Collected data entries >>

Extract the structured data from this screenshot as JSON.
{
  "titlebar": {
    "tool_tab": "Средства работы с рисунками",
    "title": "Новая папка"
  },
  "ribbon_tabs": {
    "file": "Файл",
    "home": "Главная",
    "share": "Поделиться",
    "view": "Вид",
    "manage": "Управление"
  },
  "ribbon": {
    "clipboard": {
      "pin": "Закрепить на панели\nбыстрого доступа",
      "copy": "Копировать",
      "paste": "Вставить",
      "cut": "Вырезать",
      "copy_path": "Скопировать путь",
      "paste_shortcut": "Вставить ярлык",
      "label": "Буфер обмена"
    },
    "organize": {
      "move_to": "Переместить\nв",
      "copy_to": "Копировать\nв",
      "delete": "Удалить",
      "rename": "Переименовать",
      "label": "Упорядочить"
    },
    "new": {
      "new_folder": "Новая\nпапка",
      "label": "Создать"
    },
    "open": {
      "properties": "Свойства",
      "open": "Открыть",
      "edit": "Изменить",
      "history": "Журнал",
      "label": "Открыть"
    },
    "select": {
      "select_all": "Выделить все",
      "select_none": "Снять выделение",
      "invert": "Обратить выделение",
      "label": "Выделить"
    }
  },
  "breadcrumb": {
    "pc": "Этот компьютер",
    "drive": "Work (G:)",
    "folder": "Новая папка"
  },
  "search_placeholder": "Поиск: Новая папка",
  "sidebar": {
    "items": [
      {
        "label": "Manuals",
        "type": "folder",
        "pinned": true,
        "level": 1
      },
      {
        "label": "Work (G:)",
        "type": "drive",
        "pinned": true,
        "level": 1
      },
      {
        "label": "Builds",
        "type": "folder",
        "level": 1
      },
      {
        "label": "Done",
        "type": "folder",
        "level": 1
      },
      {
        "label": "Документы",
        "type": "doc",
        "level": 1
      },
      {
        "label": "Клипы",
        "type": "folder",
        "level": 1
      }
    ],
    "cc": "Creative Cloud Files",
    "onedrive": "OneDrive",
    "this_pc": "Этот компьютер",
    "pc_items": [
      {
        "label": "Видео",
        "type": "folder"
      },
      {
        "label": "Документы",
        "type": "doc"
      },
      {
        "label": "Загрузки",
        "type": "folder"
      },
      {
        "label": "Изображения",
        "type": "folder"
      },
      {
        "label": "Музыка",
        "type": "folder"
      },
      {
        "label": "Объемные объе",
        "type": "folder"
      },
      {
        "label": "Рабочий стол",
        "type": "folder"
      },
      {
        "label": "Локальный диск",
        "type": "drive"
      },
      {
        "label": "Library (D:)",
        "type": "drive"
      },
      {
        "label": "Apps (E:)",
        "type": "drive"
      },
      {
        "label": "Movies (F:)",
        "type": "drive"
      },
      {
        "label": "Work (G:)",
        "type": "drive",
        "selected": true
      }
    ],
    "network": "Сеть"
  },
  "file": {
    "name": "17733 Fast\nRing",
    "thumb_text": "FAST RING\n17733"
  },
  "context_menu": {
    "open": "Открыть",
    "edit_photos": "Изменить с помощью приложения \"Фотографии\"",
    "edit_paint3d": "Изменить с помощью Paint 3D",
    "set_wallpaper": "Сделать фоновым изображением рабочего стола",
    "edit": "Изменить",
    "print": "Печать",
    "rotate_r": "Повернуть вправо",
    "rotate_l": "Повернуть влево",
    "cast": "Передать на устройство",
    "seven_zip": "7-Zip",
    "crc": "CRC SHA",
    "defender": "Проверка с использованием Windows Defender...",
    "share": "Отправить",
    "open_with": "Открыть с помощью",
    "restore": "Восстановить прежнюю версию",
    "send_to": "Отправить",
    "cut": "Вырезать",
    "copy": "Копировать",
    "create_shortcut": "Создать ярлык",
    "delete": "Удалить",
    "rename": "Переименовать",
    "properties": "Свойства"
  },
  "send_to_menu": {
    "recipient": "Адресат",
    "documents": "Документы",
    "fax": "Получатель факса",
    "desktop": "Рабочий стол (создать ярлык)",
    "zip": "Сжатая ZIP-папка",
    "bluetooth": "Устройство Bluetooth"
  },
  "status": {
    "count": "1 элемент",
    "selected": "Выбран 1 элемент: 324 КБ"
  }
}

Task description >> Write out the data again, exactly and in full.

Answer below >>
Extract the structured data from this screenshot as JSON.
{
  "titlebar": {
    "tool_tab": "Средства работы с рисунками",
    "title": "Новая папка"
  },
  "ribbon_tabs": {
    "file": "Файл",
    "home": "Главная",
    "share": "Поделиться",
    "view": "Вид",
    "manage": "Управление"
  },
  "ribbon": {
    "clipboard": {
      "pin": "Закрепить на панели\nбыстрого доступа",
      "copy": "Копировать",
      "paste": "Вставить",
      "cut": "Вырезать",
      "copy_path": "Скопировать путь",
      "paste_shortcut": "Вставить ярлык",
      "label": "Буфер обмена"
    },
    "organize": {
      "move_to": "Переместить\nв",
      "copy_to": "Копировать\nв",
      "delete": "Удалить",
      "rename": "Переименовать",
      "label": "Упорядочить"
    },
    "new": {
      "new_folder": "Новая\nпапка",
      "label": "Создать"
    },
    "open": {
      "properties": "Свойства",
      "open": "Открыть",
      "edit": "Изменить",
      "history": "Журнал",
      "label": "Открыть"
    },
    "select": {
      "select_all": "Выделить все",
      "select_none": "Снять выделение",
      "invert": "Обратить выделение",
      "label": "Выделить"
    }
  },
  "breadcrumb": {
    "pc": "Этот компьютер",
    "drive": "Work (G:)",
    "folder": "Новая папка"
  },
  "search_placeholder": "Поиск: Новая папка",
  "sidebar": {
    "items": [
      {
        "label": "Manuals",
        "type": "folder",
        "pinned": true,
        "level": 1
      },
      {
        "label": "Work (G:)",
        "type": "drive",
        "pinned": true,
        "level": 1
      },
      {
        "label": "Builds",
        "type": "folder",
        "level": 1
      },
      {
        "label": "Done",
        "type": "folder",
        "level": 1
      },
      {
        "label": "Документы",
        "type": "doc",
        "level": 1
      },
      {
        "label": "Клипы",
        "type": "folder",
        "level": 1
      }
    ],
    "cc": "Creative Cloud Files",
    "onedrive": "OneDrive",
    "this_pc": "Этот компьютер",
    "pc_items": [
      {
        "label": "Видео",
        "type": "folder"
      },
      {
        "label": "Документы",
        "type": "doc"
      },
      {
        "label": "Загрузки",
        "type": "folder"
      },
      {
        "label": "Изображения",
        "type": "folder"
      },
      {
        "label": "Музыка",
        "type": "folder"
      },
      {
        "label": "Объемные объе",
        "type": "folder"
      },
      {
        "label": "Рабочий стол",
        "type": "folder"
      },
      {
        "label": "Локальный диск",
        "type": "drive"
      },
      {
        "label": "Library (D:)",
        "type": "drive"
      },
      {
        "label": "Apps (E:)",
        "type": "drive"
      },
      {
        "label": "Movies (F:)",
        "type": "drive"
      },
      {
        "label": "Work (G:)",
        "type": "drive",
        "selected": true
      }
    ],
    "network": "Сеть"
  },
  "file": {
    "name": "17733 Fast\nRing",
    "thumb_text": "FAST RING\n17733"
  },
  "context_menu": {
    "open": "Открыть",
    "edit_photos": "Изменить с помощью приложения \"Фотографии\"",
    "edit_paint3d": "Изменить с помощью Paint 3D",
    "set_wallpaper": "Сделать фоновым изображением рабочего стола",
    "edit": "Изменить",
    "print": "Печать",
    "rotate_r": "Повернуть вправо",
    "rotate_l": "Повернуть влево",
    "cast": "Передать на устройство",
    "seven_zip": "7-Zip",
    "crc": "CRC SHA",
    "defender": "Проверка с использованием Windows Defender...",
    "share": "Отправить",
    "open_with": "Открыть с помощью",
    "restore": "Восстановить прежнюю версию",
    "send_to": "Отправить",
    "cut": "Вырезать",
    "copy": "Копировать",
    "create_shortcut": "Создать ярлык",
    "delete": "Удалить",
    "rename": "Переименовать",
    "properties": "Свойства"
  },
  "send_to_menu": {
    "recipient": "Адресат",
    "documents": "Документы",
    "fax": "Получатель факса",
    "desktop": "Рабочий стол (создать ярлык)",
    "zip": "Сжатая ZIP-папка",
    "bluetooth": "Устройство Bluetooth"
  },
  "status": {
    "count": "1 элемент",
    "selected": "Выбран 1 элемент: 324 КБ"
  }
}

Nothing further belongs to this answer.